= Stated problem =
Copy the part of the blog post below between "Woman: (angry:) No, nothing" and "buy a sweater.", inclusive, word for word.
:: Reading text
I'm coooold ** Well, not really. It's mid-70's here. But that's a line from my favorite radio commercial right now. It's the Toyota one, and I don't know if anyone else has heard it, but I love it. It's totally me and Joe, even Joe agrees. It goes something like this (apologies since I can't remember exactly):
Man: Hello?
Woman: It's me. The car won't start.
Man: Where are you?
Woman: In the car. In the parking lot. (quietly:) At the mall.
Man: Oh, of course. Why won't it start? Is it in park, honey?
Woman: I checked that, honey, and I did the battery thing too.
Man: And nothing happened?
Woman: (angry:) No, nothing happened! I hate this car! It never works. (whining:) And I'm cold.
Man: Oh, calm down. You're always cold.
Woman: Okay, you know what? I'm going to go buy a sweater.
Man: No!

You'd have to hear it. It's funny.

If you're happy and you know it ** To the tune of that classic, I share with you the following, shamelessly stolen from Mar:

If you cannot find Osama, bomb Iraq.
If the markets are a drama, bomb Iraq.
If the terrorists are frisky,
Pakistan is looking shifty,
North Korea is too risky,
Bomb Iraq.

If we have no allies with us, bomb Iraq.
If we think someone has dissed us, bomb Iraq.
So to hell with the inspections,
Let's look tough for the elections,
Close your mind and take directions,
Bomb Iraq.

It's "pre-emptive non-aggression", bomb Iraq.
Let's prevent this mass destruction, bomb Iraq.
::::
:: Data provided
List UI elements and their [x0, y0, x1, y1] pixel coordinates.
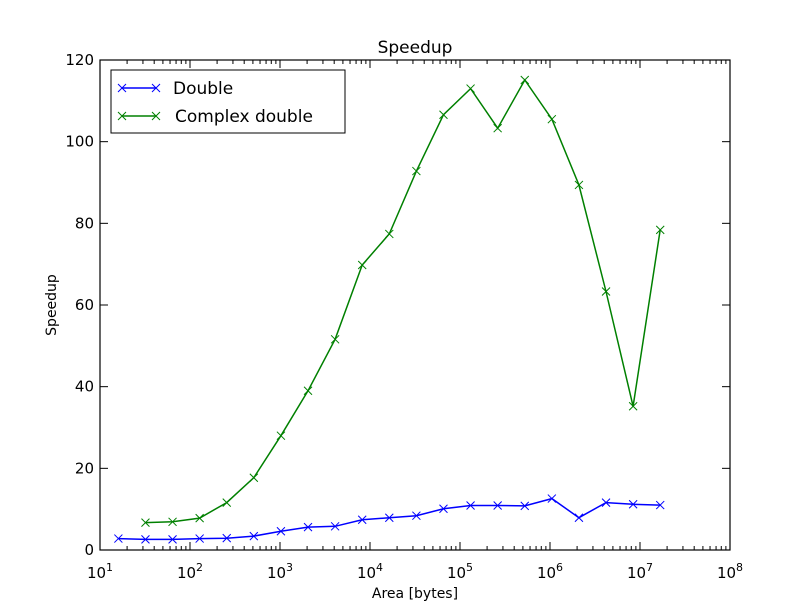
::::
= Exercise result =
Woman: (angry:) No, nothing happened! I hate this car! It never works. (whining:) And I'm cold.
Man: Oh, calm down. You're always cold.
Woman: Okay, you know what? I'm going to go buy a sweater.